Find the line containing "Enumerate this screenshot's" in the material below; copy that line and all following lines exactly.

(Dataset records)
______
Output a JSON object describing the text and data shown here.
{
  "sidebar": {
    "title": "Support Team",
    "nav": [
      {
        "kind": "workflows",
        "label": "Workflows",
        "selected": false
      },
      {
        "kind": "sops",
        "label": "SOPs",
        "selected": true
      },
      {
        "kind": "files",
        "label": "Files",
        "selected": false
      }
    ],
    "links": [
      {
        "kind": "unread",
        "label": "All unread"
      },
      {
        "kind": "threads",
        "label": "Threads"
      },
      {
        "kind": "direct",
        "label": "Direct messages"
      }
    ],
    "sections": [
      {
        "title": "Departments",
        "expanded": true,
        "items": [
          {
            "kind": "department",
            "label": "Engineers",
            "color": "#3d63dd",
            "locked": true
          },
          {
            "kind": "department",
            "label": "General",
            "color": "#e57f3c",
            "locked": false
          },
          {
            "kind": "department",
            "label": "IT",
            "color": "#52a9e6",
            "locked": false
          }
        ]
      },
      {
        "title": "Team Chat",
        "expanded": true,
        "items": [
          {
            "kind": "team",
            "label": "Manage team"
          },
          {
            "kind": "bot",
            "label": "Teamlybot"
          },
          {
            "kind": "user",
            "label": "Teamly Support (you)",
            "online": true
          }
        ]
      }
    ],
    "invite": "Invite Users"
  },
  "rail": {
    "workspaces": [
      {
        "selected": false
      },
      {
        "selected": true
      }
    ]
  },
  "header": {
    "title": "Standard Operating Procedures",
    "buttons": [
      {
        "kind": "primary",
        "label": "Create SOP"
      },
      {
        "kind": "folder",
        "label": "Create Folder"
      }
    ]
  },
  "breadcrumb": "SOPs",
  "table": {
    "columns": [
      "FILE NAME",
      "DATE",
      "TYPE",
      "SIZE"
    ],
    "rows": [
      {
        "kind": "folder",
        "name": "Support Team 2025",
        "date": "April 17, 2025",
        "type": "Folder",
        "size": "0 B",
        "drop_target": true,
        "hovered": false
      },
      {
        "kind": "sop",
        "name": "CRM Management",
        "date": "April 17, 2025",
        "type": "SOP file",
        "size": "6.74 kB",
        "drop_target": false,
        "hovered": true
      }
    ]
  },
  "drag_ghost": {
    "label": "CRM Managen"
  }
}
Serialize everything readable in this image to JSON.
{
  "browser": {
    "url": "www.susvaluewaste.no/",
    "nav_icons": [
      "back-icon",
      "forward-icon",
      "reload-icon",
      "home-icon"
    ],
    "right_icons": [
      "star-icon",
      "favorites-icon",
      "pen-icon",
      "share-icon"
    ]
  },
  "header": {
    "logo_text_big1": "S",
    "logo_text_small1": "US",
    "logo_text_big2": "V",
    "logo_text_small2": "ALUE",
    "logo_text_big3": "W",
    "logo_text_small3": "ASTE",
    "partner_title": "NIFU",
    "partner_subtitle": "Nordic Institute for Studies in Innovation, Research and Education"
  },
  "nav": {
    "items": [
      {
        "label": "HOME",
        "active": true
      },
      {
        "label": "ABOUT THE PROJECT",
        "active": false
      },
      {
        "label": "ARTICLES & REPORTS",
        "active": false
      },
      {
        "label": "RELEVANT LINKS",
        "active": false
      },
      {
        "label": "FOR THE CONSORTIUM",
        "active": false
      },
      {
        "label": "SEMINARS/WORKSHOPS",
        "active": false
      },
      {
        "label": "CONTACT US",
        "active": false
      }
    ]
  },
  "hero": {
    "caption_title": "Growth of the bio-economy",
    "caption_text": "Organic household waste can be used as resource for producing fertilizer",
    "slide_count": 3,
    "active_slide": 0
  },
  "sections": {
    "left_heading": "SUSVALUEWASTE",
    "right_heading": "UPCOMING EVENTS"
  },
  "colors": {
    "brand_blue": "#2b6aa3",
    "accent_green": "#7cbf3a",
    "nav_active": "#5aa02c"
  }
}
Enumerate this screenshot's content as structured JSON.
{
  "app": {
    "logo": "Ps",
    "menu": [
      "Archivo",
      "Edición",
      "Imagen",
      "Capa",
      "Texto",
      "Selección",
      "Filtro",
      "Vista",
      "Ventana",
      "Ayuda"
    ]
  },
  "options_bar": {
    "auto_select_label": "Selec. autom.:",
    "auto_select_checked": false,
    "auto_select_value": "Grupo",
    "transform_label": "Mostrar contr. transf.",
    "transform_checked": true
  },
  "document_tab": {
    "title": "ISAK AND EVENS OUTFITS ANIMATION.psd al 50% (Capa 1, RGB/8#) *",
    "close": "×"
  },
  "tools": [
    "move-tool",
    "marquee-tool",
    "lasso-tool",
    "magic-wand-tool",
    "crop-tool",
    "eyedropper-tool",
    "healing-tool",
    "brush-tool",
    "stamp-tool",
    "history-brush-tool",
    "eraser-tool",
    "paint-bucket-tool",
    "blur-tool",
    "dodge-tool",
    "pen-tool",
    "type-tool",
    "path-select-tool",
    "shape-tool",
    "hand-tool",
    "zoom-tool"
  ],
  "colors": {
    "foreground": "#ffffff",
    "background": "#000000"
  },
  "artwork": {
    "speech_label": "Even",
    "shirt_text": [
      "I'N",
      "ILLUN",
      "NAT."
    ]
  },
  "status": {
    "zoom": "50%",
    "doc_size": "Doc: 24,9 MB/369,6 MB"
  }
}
______
Written response.
Enumerate this screenshot's content as structured JSON.
{
  "app": {
    "logo": "Ps",
    "menu": [
      "Archivo",
      "Edición",
      "Imagen",
      "Capa",
      "Texto",
      "Selección",
      "Filtro",
      "Vista",
      "Ventana",
      "Ayuda"
    ]
  },
  "options_bar": {
    "auto_select_label": "Selec. autom.:",
    "auto_select_checked": false,
    "auto_select_value": "Grupo",
    "transform_label": "Mostrar contr. transf.",
    "transform_checked": true
  },
  "document_tab": {
    "title": "ISAK AND EVENS OUTFITS ANIMATION.psd al 50% (Capa 1, RGB/8#) *",
    "close": "×"
  },
  "tools": [
    "move-tool",
    "marquee-tool",
    "lasso-tool",
    "magic-wand-tool",
    "crop-tool",
    "eyedropper-tool",
    "healing-tool",
    "brush-tool",
    "stamp-tool",
    "history-brush-tool",
    "eraser-tool",
    "paint-bucket-tool",
    "blur-tool",
    "dodge-tool",
    "pen-tool",
    "type-tool",
    "path-select-tool",
    "shape-tool",
    "hand-tool",
    "zoom-tool"
  ],
  "colors": {
    "foreground": "#ffffff",
    "background": "#000000"
  },
  "artwork": {
    "speech_label": "Even",
    "shirt_text": [
      "I'N",
      "ILLUN",
      "NAT."
    ]
  },
  "status": {
    "zoom": "50%",
    "doc_size": "Doc: 24,9 MB/369,6 MB"
  }
}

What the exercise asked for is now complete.